Listed records:
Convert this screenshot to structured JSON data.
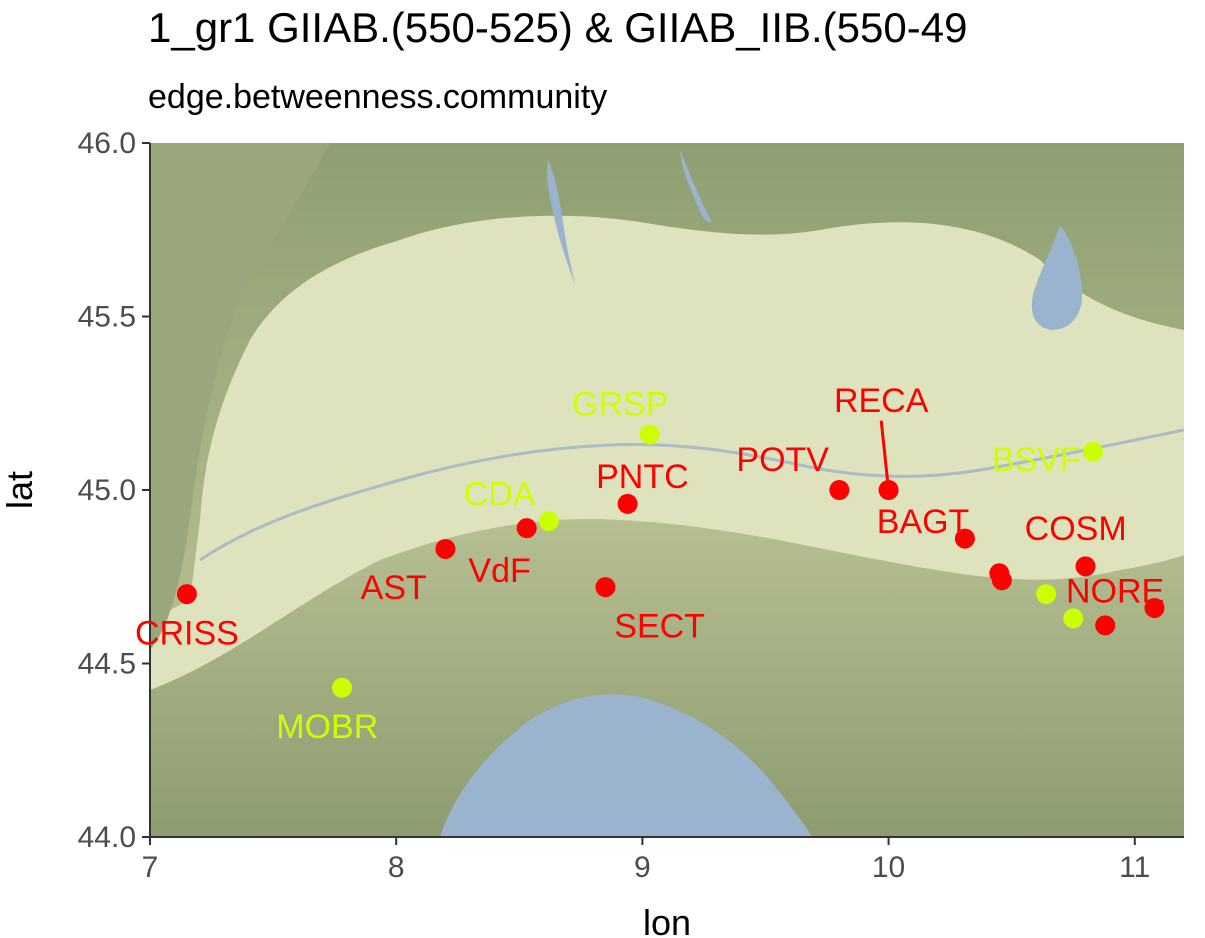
{
  "title": "1_gr1 GIIAB.(550-525) & GIIAB_IIB.(550-49",
  "subtitle": "edge.betweenness.community",
  "chart_data": {
    "type": "scatter",
    "map_background": "terrain basemap of northern Italy (Po valley, Alps, Ligurian Sea)",
    "xlabel": "lon",
    "ylabel": "lat",
    "xlim": [
      7.0,
      11.2
    ],
    "ylim": [
      44.0,
      46.0
    ],
    "x_ticks": [
      {
        "value": 7,
        "label": "7"
      },
      {
        "value": 8,
        "label": "8"
      },
      {
        "value": 9,
        "label": "9"
      },
      {
        "value": 10,
        "label": "10"
      },
      {
        "value": 11,
        "label": "11"
      }
    ],
    "y_ticks": [
      {
        "value": 44.0,
        "label": "44.0"
      },
      {
        "value": 44.5,
        "label": "44.5"
      },
      {
        "value": 45.0,
        "label": "45.0"
      },
      {
        "value": 45.5,
        "label": "45.5"
      },
      {
        "value": 46.0,
        "label": "46.0"
      }
    ],
    "colors": {
      "red_group": "#ff0000",
      "yellow_group": "#ccff00",
      "sea": "#9ab3cf",
      "plain": "#dfe3bd",
      "mountain": "#a9b38a"
    },
    "points": [
      {
        "lon": 7.15,
        "lat": 44.7,
        "color": "#ff0000"
      },
      {
        "lon": 7.78,
        "lat": 44.43,
        "color": "#ccff00"
      },
      {
        "lon": 8.2,
        "lat": 44.83,
        "color": "#ff0000"
      },
      {
        "lon": 8.53,
        "lat": 44.89,
        "color": "#ff0000"
      },
      {
        "lon": 8.62,
        "lat": 44.91,
        "color": "#ccff00"
      },
      {
        "lon": 8.85,
        "lat": 44.72,
        "color": "#ff0000"
      },
      {
        "lon": 8.94,
        "lat": 44.96,
        "color": "#ff0000"
      },
      {
        "lon": 9.03,
        "lat": 45.16,
        "color": "#ccff00"
      },
      {
        "lon": 9.8,
        "lat": 45.0,
        "color": "#ff0000"
      },
      {
        "lon": 10.0,
        "lat": 45.0,
        "color": "#ff0000"
      },
      {
        "lon": 10.31,
        "lat": 44.86,
        "color": "#ff0000"
      },
      {
        "lon": 10.45,
        "lat": 44.76,
        "color": "#ff0000"
      },
      {
        "lon": 10.46,
        "lat": 44.74,
        "color": "#ff0000"
      },
      {
        "lon": 10.64,
        "lat": 44.7,
        "color": "#ccff00"
      },
      {
        "lon": 10.75,
        "lat": 44.63,
        "color": "#ccff00"
      },
      {
        "lon": 10.8,
        "lat": 44.78,
        "color": "#ff0000"
      },
      {
        "lon": 10.83,
        "lat": 45.11,
        "color": "#ccff00"
      },
      {
        "lon": 10.88,
        "lat": 44.61,
        "color": "#ff0000"
      },
      {
        "lon": 11.08,
        "lat": 44.66,
        "color": "#ff0000"
      }
    ],
    "labels": [
      {
        "text": "CRISS",
        "lon": 7.15,
        "lat": 44.59,
        "color": "#ff0000"
      },
      {
        "text": "MOBR",
        "lon": 7.72,
        "lat": 44.32,
        "color": "#ccff00"
      },
      {
        "text": "AST",
        "lon": 7.99,
        "lat": 44.72,
        "color": "#ff0000"
      },
      {
        "text": "VdF",
        "lon": 8.42,
        "lat": 44.77,
        "color": "#ff0000"
      },
      {
        "text": "CDA",
        "lon": 8.42,
        "lat": 44.99,
        "color": "#ccff00"
      },
      {
        "text": "SECT",
        "lon": 9.07,
        "lat": 44.61,
        "color": "#ff0000"
      },
      {
        "text": "PNTC",
        "lon": 9.0,
        "lat": 45.04,
        "color": "#ff0000"
      },
      {
        "text": "GRSP",
        "lon": 8.91,
        "lat": 45.25,
        "color": "#ccff00"
      },
      {
        "text": "POTV",
        "lon": 9.57,
        "lat": 45.09,
        "color": "#ff0000"
      },
      {
        "text": "RECA",
        "lon": 9.97,
        "lat": 45.26,
        "color": "#ff0000"
      },
      {
        "text": "BAGT",
        "lon": 10.14,
        "lat": 44.91,
        "color": "#ff0000"
      },
      {
        "text": "BSVF",
        "lon": 10.6,
        "lat": 45.09,
        "color": "#ccff00"
      },
      {
        "text": "COSM",
        "lon": 10.76,
        "lat": 44.89,
        "color": "#ff0000"
      },
      {
        "text": "NORE",
        "lon": 10.92,
        "lat": 44.71,
        "color": "#ff0000"
      }
    ],
    "leader_line": {
      "from": {
        "lon": 9.97,
        "lat": 45.2
      },
      "to": {
        "lon": 10.0,
        "lat": 45.0
      },
      "color": "#ff0000"
    }
  }
}
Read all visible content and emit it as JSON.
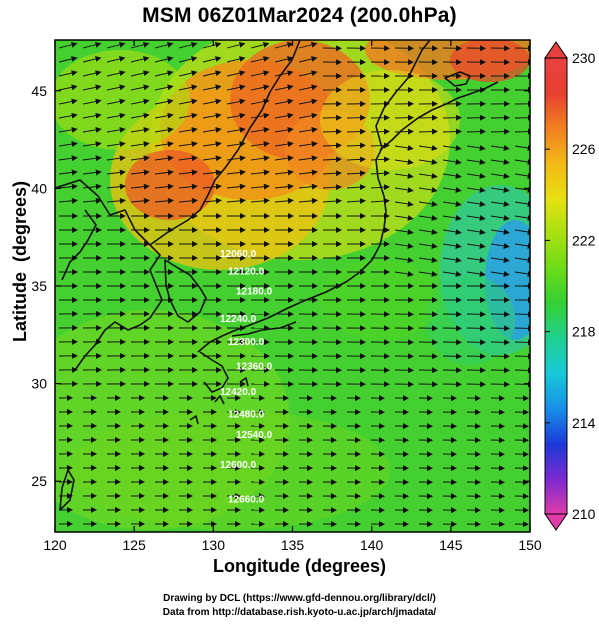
{
  "title": "MSM 06Z01Mar2024 (200.0hPa)",
  "x_axis": {
    "label": "Longitude (degrees)",
    "range": [
      120,
      150
    ],
    "ticks": [
      "120",
      "125",
      "130",
      "135",
      "140",
      "145",
      "150"
    ]
  },
  "y_axis": {
    "label": "Latitude  (degrees)",
    "range": [
      22.4,
      47.6
    ],
    "ticks": [
      "25",
      "30",
      "35",
      "40",
      "45"
    ]
  },
  "colorbar": {
    "ticks": [
      "230",
      "226",
      "222",
      "218",
      "214",
      "210"
    ],
    "range": [
      210,
      230
    ],
    "colors": [
      "#e03ca8",
      "#7a2ad0",
      "#1a3ad8",
      "#1890e8",
      "#18c8d8",
      "#20d090",
      "#34d034",
      "#6cdc18",
      "#a8e010",
      "#e6e010",
      "#f4b818",
      "#f08020",
      "#e84030",
      "#e84040"
    ]
  },
  "contours": [
    {
      "label": "12060.0",
      "lat": 36.6
    },
    {
      "label": "12120.0",
      "lat": 35.6
    },
    {
      "label": "12180.0",
      "lat": 34.4
    },
    {
      "label": "12240.0",
      "lat": 33.0
    },
    {
      "label": "12300.0",
      "lat": 31.9
    },
    {
      "label": "12360.0",
      "lat": 30.8
    },
    {
      "label": "12420.0",
      "lat": 29.6
    },
    {
      "label": "12480.0",
      "lat": 28.4
    },
    {
      "label": "12540.0",
      "lat": 27.2
    },
    {
      "label": "12600.0",
      "lat": 25.6
    },
    {
      "label": "12660.0",
      "lat": 23.9
    }
  ],
  "credits": {
    "line1": "Drawing by DCL (https://www.gfd-dennou.org/library/dcl/)",
    "line2": "Data from http://database.rish.kyoto-u.ac.jp/arch/jmadata/"
  }
}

Exercise:
Write only the number of lines in the data above that include "JSON".

Response:
2